*SHORT TASK:* In the material below, find every line with "value" and pull it out.

#### PROVIDED DATA ####

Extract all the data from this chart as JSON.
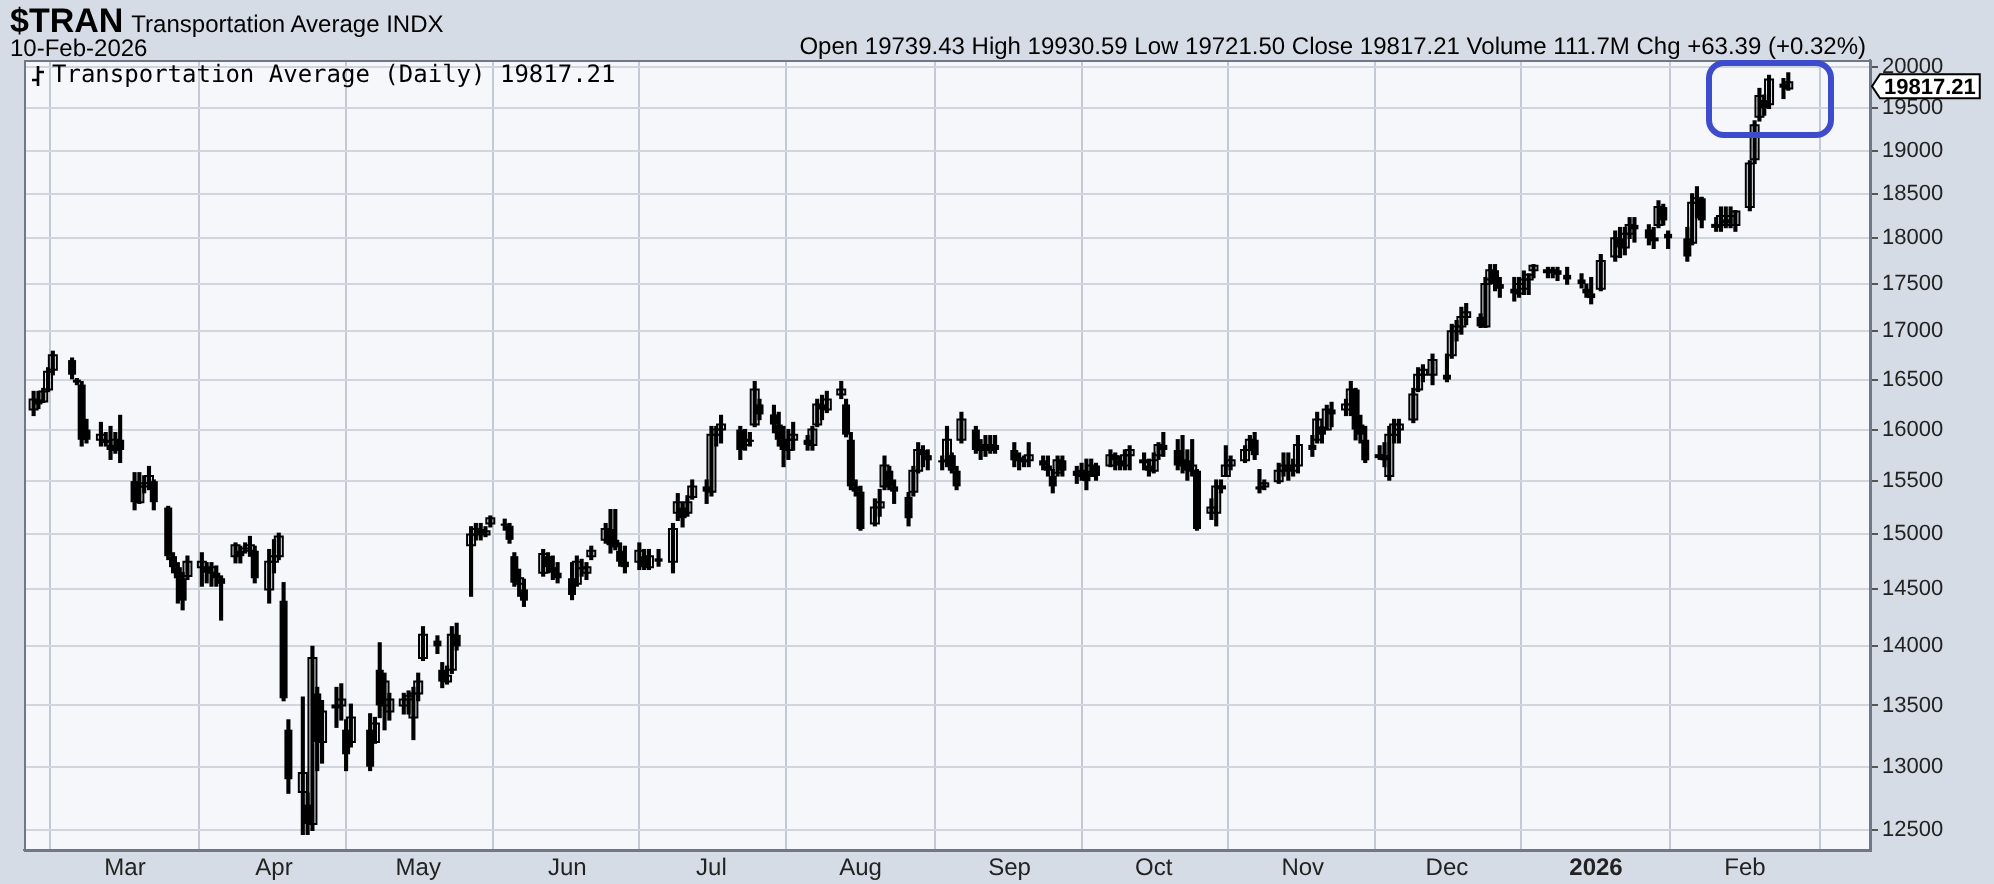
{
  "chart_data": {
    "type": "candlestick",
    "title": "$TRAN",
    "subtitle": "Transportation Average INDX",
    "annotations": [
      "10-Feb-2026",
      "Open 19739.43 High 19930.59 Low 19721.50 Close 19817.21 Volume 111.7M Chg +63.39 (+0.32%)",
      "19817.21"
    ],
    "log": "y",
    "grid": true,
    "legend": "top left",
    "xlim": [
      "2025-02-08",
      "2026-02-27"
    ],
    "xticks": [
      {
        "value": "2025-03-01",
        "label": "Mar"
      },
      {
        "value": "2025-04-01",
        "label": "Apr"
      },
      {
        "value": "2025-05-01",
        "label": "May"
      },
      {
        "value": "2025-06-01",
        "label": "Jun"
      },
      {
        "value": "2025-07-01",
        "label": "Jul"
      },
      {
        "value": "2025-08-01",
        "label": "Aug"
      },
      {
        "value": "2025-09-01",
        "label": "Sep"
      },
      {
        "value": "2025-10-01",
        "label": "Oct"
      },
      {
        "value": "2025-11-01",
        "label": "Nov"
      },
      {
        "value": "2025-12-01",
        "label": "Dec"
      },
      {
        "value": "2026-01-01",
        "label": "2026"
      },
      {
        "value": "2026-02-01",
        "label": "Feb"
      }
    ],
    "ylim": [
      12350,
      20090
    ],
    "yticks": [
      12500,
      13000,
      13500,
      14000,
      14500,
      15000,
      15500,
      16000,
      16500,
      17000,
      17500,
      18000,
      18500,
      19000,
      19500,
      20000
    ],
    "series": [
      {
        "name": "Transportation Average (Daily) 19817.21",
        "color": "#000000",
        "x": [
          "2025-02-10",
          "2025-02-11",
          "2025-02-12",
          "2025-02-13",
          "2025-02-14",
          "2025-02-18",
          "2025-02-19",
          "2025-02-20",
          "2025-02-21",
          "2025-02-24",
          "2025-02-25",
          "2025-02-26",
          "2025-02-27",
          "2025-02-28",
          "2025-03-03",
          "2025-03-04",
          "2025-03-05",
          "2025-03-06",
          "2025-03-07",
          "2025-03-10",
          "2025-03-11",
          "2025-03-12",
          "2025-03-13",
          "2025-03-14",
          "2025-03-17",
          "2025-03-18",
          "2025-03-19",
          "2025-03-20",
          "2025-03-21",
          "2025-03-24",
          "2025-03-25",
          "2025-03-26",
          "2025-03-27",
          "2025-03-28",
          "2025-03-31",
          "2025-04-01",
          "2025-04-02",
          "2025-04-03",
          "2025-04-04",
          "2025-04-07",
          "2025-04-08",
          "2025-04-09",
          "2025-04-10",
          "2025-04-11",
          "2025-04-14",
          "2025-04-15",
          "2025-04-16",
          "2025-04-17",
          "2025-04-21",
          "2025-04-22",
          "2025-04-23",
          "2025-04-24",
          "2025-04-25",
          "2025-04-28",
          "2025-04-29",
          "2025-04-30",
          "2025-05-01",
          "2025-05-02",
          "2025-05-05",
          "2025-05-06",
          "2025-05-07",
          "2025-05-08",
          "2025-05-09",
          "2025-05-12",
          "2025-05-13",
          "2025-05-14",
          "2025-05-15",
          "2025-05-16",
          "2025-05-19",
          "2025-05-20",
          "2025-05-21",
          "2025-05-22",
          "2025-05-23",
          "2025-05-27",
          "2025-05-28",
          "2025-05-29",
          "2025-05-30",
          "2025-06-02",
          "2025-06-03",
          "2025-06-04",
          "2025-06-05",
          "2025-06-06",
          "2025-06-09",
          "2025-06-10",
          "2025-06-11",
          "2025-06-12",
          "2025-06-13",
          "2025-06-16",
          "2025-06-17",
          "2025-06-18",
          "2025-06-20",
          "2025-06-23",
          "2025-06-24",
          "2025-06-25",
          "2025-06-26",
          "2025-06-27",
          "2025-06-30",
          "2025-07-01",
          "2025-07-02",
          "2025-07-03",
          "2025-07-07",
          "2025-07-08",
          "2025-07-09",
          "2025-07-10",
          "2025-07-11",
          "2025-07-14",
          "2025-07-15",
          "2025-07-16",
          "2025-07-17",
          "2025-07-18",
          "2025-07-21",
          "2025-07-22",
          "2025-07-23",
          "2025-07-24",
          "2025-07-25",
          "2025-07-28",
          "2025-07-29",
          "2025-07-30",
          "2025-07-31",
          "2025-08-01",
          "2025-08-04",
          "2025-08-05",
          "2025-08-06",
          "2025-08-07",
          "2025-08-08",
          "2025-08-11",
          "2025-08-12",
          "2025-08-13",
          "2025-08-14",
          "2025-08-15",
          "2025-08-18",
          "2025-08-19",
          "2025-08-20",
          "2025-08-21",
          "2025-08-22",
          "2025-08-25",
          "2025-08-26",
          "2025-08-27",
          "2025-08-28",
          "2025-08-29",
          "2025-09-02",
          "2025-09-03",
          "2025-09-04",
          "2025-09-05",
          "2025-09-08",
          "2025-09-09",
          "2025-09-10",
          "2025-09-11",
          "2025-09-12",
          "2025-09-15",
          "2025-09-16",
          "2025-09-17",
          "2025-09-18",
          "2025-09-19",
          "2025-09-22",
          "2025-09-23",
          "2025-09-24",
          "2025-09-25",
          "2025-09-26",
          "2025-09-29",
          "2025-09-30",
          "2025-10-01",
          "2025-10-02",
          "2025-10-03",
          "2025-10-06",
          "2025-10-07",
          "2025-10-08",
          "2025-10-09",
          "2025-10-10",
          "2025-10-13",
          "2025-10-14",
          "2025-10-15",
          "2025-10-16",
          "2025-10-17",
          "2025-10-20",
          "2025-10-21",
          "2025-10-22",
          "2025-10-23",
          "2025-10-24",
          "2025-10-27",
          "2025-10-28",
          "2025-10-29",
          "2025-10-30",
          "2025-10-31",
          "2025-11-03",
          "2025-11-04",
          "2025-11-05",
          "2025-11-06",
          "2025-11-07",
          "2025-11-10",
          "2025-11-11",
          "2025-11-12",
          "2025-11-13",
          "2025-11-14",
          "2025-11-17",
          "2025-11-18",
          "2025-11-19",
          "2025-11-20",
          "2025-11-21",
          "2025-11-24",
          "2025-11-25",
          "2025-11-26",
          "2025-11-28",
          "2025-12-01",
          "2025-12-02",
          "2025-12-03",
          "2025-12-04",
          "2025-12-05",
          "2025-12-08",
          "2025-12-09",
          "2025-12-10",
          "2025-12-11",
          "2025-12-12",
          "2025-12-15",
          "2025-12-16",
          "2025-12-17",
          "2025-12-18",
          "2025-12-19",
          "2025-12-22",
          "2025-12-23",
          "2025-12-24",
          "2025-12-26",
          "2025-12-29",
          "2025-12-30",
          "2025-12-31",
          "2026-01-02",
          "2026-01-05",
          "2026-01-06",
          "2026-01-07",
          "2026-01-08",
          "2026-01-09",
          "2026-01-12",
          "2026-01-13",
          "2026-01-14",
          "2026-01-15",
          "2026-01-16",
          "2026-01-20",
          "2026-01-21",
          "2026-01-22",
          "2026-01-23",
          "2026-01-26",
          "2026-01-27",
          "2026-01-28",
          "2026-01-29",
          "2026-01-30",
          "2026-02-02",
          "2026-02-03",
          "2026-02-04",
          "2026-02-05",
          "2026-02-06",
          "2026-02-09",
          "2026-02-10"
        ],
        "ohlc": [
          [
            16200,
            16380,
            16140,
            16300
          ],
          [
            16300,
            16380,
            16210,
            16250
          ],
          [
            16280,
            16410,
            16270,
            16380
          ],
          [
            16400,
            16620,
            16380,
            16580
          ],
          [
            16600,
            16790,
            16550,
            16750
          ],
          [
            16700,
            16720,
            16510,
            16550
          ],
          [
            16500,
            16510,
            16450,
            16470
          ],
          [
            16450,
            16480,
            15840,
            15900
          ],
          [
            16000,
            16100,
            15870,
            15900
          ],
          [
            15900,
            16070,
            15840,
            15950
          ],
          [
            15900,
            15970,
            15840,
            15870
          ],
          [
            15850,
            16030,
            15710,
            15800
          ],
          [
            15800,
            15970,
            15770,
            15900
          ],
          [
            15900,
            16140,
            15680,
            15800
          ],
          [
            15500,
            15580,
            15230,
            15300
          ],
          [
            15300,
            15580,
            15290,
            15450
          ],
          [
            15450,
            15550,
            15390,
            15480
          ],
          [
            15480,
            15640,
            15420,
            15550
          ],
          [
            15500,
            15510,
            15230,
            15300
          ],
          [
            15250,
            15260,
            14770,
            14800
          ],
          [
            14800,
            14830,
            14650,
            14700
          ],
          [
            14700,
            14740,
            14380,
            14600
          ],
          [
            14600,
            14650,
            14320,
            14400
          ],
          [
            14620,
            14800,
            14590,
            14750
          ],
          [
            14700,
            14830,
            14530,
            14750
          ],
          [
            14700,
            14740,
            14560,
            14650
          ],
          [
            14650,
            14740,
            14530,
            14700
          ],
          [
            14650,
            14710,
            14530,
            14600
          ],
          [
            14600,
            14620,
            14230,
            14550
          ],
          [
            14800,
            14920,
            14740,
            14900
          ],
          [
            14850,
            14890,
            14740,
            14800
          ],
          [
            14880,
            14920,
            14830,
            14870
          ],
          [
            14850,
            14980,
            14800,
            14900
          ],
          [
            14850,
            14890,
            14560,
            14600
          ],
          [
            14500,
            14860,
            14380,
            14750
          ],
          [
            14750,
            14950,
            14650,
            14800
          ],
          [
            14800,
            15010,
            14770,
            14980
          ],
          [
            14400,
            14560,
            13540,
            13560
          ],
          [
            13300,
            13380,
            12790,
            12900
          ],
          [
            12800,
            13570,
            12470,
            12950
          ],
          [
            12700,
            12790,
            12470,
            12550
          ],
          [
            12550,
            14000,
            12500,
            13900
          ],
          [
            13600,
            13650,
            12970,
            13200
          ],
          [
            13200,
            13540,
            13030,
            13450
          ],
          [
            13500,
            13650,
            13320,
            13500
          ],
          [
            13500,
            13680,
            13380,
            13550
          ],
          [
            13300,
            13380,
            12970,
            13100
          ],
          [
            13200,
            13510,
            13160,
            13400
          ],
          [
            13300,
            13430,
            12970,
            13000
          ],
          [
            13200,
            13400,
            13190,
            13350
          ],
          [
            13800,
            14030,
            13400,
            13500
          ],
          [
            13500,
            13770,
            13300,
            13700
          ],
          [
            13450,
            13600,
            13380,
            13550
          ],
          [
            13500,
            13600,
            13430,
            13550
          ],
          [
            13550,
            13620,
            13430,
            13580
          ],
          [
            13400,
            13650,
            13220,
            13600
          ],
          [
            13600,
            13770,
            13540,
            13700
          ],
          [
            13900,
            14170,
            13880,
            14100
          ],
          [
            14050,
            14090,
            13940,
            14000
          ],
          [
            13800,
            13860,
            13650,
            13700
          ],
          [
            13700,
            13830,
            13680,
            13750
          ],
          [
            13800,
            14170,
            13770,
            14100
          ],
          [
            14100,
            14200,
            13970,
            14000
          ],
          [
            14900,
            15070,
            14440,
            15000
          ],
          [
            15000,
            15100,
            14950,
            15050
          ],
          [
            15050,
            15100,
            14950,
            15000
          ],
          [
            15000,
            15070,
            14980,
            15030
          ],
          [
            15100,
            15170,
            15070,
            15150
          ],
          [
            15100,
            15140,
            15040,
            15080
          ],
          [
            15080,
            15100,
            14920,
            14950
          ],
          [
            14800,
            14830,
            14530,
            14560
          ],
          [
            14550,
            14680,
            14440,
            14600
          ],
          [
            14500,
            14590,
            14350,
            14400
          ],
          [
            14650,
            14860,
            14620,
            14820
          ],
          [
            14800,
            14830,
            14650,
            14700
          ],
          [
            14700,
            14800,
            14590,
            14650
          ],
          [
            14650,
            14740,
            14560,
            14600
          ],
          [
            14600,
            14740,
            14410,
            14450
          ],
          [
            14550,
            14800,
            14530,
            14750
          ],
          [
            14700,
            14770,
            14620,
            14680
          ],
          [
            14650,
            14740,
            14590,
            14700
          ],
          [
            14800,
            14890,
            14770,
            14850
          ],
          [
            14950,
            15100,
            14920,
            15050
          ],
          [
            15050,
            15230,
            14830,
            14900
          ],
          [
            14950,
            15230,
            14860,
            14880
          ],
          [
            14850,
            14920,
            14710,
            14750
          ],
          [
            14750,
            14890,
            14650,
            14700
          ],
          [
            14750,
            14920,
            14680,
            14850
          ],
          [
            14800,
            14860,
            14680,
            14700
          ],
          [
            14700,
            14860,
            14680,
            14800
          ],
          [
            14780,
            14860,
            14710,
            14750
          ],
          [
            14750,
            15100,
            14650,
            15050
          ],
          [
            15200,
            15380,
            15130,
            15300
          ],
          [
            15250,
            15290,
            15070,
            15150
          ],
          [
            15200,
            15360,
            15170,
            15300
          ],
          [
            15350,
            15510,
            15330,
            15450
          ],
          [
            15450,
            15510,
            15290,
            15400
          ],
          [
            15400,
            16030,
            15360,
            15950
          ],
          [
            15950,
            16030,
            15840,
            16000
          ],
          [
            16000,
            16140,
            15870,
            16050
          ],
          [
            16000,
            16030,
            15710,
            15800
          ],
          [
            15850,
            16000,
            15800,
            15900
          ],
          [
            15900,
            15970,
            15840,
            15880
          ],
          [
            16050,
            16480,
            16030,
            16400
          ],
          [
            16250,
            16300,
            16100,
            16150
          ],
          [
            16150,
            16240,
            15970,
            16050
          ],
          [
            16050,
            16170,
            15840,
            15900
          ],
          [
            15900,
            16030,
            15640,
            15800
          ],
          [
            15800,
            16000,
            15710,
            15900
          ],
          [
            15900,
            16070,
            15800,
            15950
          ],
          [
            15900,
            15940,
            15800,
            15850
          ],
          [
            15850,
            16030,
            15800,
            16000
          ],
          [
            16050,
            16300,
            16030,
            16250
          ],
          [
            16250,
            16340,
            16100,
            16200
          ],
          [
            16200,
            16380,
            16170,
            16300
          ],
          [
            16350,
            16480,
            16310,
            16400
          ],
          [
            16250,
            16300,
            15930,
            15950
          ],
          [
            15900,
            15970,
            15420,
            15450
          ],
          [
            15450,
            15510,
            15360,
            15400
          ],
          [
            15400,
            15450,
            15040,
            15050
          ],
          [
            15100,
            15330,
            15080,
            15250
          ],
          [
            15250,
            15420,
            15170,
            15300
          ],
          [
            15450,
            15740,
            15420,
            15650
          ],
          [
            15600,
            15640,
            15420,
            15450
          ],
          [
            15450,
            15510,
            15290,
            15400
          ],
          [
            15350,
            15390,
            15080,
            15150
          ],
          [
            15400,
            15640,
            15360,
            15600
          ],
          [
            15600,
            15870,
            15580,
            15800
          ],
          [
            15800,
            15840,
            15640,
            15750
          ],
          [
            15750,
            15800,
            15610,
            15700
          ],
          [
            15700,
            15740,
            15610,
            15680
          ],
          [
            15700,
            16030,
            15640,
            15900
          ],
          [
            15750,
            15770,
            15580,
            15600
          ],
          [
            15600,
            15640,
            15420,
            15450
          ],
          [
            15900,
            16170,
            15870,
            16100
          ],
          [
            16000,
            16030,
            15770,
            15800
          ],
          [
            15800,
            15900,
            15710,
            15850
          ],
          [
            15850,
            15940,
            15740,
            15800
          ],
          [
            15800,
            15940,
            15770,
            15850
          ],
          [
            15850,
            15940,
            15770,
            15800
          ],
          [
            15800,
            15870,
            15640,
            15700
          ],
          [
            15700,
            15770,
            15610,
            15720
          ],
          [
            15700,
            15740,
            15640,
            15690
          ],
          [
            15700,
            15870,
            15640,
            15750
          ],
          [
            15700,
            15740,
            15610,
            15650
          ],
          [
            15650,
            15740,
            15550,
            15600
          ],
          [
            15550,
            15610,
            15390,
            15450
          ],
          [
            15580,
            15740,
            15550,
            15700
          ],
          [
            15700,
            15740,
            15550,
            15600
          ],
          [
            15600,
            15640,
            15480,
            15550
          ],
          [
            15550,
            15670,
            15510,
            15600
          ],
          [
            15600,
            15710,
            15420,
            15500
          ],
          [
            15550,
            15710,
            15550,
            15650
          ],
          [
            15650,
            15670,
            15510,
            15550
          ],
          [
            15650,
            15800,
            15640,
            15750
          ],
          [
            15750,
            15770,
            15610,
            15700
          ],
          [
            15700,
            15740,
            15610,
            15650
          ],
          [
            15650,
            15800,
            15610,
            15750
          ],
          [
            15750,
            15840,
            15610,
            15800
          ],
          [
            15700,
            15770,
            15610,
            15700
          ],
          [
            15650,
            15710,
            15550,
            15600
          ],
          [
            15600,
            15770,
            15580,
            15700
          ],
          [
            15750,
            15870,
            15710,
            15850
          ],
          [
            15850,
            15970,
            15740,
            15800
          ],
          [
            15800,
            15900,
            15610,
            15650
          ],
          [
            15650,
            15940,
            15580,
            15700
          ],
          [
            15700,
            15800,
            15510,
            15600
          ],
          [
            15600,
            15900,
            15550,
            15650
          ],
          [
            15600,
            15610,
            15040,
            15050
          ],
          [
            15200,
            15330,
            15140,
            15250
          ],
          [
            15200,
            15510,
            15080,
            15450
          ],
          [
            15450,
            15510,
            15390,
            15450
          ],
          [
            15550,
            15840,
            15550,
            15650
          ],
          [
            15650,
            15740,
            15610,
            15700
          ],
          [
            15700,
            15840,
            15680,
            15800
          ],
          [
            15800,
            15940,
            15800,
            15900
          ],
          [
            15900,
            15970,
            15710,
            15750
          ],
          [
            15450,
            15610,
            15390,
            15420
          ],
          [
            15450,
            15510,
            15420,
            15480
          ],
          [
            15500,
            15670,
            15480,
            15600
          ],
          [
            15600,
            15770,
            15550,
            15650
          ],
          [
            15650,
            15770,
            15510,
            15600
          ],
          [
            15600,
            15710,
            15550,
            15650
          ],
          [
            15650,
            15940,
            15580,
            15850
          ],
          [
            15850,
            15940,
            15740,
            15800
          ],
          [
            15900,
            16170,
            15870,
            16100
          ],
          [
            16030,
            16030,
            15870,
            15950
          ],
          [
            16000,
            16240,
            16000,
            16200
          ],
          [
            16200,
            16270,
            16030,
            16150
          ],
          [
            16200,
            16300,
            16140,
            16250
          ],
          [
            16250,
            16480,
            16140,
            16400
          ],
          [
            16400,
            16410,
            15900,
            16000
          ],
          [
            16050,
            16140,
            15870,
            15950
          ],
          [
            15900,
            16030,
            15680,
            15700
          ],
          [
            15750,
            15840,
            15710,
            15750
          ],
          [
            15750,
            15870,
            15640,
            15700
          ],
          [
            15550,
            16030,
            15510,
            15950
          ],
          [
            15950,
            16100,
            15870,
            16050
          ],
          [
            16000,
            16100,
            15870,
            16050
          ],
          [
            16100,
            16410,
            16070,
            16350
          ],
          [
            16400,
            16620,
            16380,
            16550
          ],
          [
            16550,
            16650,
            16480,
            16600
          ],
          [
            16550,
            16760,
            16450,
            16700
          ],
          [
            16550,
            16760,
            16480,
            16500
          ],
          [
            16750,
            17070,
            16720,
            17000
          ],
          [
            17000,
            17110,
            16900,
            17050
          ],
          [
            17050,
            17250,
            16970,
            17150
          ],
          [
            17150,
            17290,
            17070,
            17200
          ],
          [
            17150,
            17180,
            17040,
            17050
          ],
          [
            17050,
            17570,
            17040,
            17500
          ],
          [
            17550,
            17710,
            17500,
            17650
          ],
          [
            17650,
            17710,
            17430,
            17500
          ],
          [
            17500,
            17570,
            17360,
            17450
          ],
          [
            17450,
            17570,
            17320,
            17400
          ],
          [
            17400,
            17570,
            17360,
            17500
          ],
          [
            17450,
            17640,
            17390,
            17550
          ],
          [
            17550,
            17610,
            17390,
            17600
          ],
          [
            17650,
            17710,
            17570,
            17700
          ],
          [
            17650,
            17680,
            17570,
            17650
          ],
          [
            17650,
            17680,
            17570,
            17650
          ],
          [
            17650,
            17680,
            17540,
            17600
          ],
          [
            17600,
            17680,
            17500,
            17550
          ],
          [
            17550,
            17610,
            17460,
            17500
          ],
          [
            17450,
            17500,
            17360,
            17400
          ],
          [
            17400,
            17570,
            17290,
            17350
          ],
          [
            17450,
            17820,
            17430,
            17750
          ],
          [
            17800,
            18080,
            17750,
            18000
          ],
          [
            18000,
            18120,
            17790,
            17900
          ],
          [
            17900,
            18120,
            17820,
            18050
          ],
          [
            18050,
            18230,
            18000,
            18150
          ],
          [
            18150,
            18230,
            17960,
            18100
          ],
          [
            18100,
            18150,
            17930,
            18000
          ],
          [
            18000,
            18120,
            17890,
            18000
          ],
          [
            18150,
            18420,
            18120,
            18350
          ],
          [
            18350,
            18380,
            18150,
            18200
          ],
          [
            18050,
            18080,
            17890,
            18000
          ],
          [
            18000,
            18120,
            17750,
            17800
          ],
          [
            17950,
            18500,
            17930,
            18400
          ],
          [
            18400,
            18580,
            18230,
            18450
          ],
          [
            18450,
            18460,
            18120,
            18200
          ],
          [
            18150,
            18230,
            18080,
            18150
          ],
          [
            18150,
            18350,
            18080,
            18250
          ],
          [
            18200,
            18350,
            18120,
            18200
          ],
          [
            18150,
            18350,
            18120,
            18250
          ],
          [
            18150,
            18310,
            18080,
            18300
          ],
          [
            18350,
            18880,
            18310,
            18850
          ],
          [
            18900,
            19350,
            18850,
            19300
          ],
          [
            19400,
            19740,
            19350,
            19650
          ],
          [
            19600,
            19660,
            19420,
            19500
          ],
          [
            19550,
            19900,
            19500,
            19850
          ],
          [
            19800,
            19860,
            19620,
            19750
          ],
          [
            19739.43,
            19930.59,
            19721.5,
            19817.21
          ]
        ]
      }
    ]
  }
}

####

*SOLUTION TO THIS TASK:*
        "value": "2025-03-01",
        "value": "2025-04-01",
        "value": "2025-05-01",
        "value": "2025-06-01",
        "value": "2025-07-01",
        "value": "2025-08-01",
        "value": "2025-09-01",
        "value": "2025-10-01",
        "value": "2025-11-01",
        "value": "2025-12-01",
        "value": "2026-01-01",
        "value": "2026-02-01",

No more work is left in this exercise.